Which lines contain the string "محمود"? Please list every one of them.

## START Exercise data

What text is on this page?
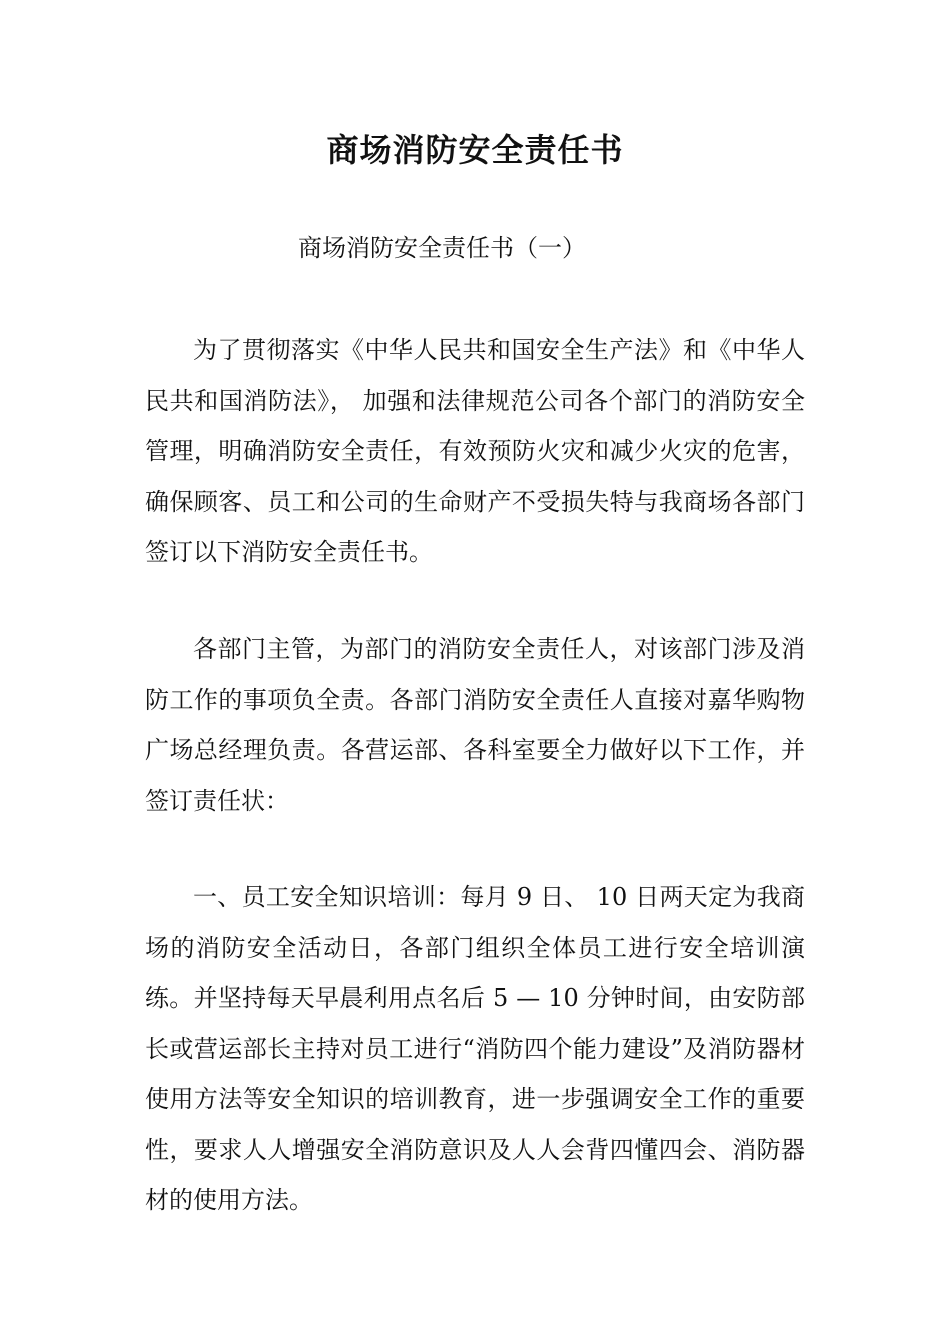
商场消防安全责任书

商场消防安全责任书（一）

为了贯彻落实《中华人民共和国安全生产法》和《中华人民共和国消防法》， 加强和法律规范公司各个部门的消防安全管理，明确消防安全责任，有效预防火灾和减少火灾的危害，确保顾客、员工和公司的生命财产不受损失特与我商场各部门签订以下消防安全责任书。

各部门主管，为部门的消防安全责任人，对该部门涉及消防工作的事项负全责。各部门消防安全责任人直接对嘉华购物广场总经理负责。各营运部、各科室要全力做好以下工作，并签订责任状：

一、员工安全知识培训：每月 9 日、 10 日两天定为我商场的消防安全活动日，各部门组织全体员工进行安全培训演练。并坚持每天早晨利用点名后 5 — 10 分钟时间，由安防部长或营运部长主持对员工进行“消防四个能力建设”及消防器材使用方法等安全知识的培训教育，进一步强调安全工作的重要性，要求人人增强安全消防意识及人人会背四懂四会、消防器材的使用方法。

## END Exercise data
## START Exercise data

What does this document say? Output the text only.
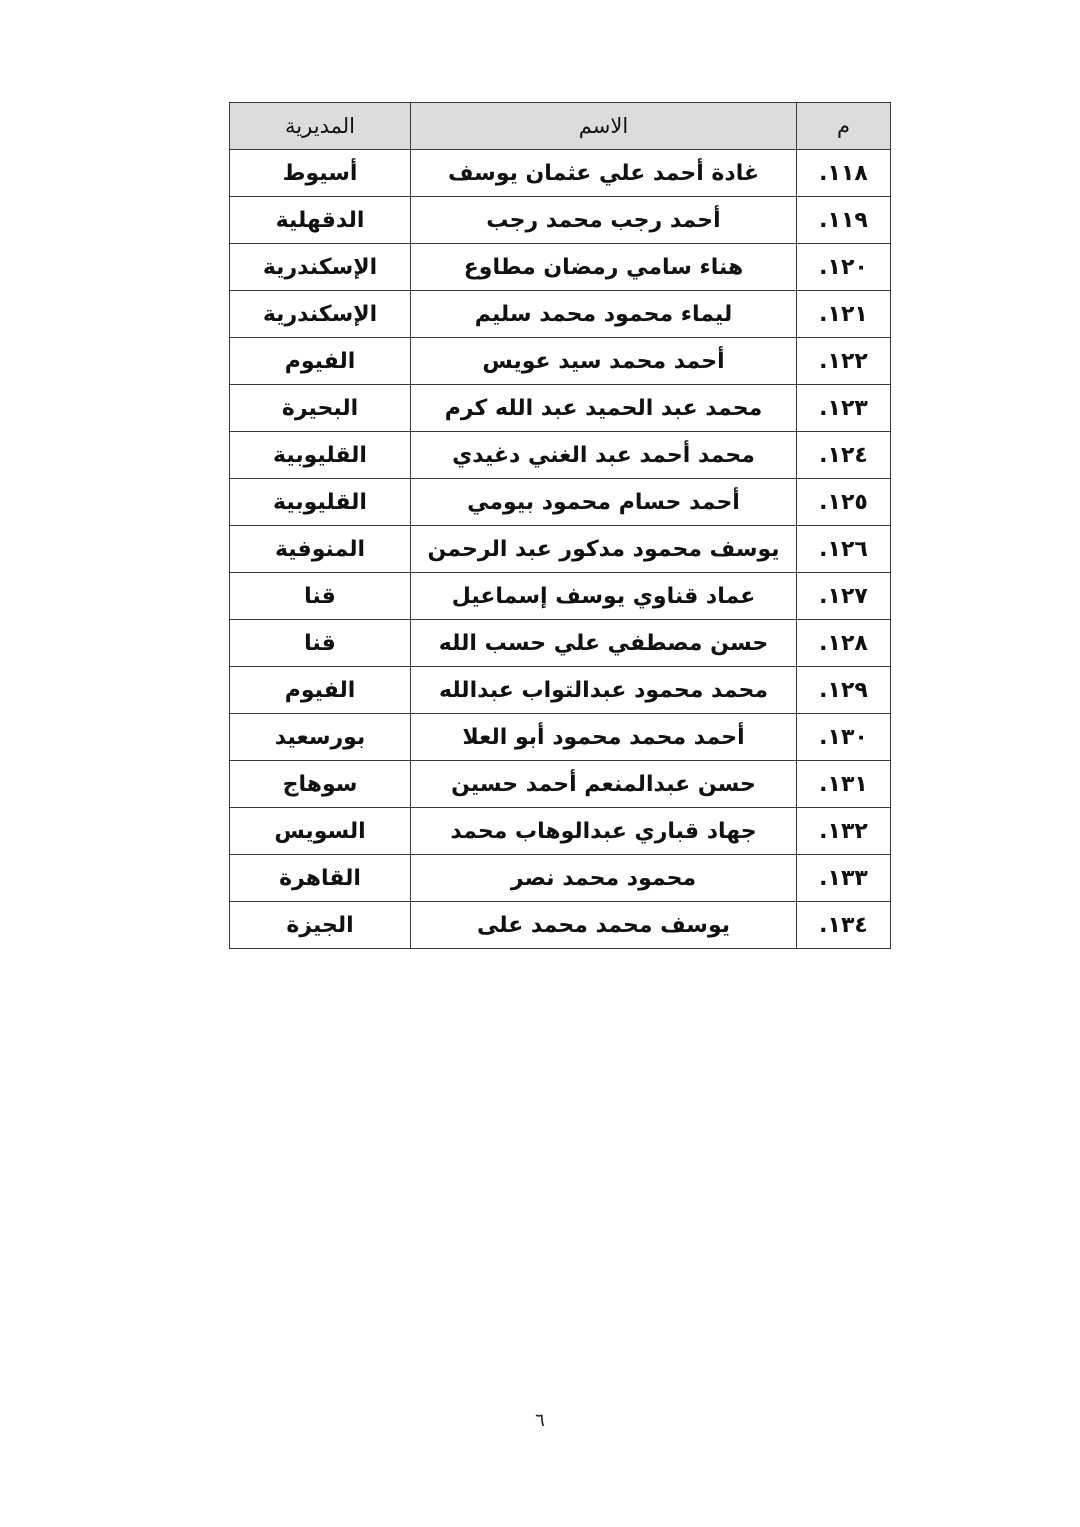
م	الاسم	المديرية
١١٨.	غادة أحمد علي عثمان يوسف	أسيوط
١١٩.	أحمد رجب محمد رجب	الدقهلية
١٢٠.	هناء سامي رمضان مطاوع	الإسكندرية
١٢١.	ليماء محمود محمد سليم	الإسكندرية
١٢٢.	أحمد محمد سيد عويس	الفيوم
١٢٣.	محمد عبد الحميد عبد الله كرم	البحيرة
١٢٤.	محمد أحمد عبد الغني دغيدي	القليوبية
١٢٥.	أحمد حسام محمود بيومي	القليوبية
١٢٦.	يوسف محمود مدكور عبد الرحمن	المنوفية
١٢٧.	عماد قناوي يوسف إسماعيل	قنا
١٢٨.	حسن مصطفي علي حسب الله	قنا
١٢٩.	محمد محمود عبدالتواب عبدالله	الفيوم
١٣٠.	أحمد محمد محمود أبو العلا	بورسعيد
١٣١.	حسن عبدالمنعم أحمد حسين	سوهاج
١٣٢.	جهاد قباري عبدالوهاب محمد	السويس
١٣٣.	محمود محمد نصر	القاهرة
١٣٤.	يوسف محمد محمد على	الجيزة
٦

## END Exercise data

» **Expected output**
١٢١.	ليماء محمود محمد سليم	الإسكندرية
١٢٥.	أحمد حسام محمود بيومي	القليوبية
١٢٦.	يوسف محمود مدكور عبد الرحمن	المنوفية
١٢٩.	محمد محمود عبدالتواب عبدالله	الفيوم
١٣٠.	أحمد محمد محمود أبو العلا	بورسعيد
١٣٣.	محمود محمد نصر	القاهرة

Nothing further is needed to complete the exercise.